_Challenge_
All lines holding the string "Magnitude" are to be shown.

_Materials provided_
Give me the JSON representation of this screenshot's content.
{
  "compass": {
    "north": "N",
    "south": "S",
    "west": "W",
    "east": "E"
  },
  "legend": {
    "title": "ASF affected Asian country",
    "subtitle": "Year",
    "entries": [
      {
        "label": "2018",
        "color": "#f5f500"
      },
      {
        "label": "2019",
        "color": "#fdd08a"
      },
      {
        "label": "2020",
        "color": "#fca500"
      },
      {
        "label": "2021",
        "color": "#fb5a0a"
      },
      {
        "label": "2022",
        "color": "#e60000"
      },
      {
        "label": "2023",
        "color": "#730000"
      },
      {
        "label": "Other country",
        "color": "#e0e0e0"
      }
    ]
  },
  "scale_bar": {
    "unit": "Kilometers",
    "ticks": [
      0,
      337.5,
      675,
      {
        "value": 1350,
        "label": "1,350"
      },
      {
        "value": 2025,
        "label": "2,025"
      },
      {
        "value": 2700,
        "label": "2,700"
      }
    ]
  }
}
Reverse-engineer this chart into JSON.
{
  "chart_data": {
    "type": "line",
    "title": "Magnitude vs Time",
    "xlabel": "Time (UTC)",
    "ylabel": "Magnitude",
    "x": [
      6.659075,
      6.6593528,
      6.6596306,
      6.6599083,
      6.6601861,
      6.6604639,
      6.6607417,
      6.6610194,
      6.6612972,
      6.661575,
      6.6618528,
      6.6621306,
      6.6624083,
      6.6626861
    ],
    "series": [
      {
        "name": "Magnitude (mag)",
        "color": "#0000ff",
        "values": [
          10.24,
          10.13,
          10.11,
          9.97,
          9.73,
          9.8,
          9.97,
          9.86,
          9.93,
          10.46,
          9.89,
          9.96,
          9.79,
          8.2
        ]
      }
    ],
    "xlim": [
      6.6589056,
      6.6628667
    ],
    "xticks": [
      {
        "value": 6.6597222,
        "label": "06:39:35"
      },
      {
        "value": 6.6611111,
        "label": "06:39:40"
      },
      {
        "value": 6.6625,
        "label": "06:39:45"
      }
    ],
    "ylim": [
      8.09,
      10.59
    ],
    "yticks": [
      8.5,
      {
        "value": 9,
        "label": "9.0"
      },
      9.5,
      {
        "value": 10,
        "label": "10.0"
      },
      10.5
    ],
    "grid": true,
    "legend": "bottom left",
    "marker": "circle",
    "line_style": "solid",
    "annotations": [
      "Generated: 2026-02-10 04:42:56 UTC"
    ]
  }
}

_Task solution_
    "title": "Magnitude vs Time",
    "ylabel": "Magnitude",
        "name": "Magnitude (mag)",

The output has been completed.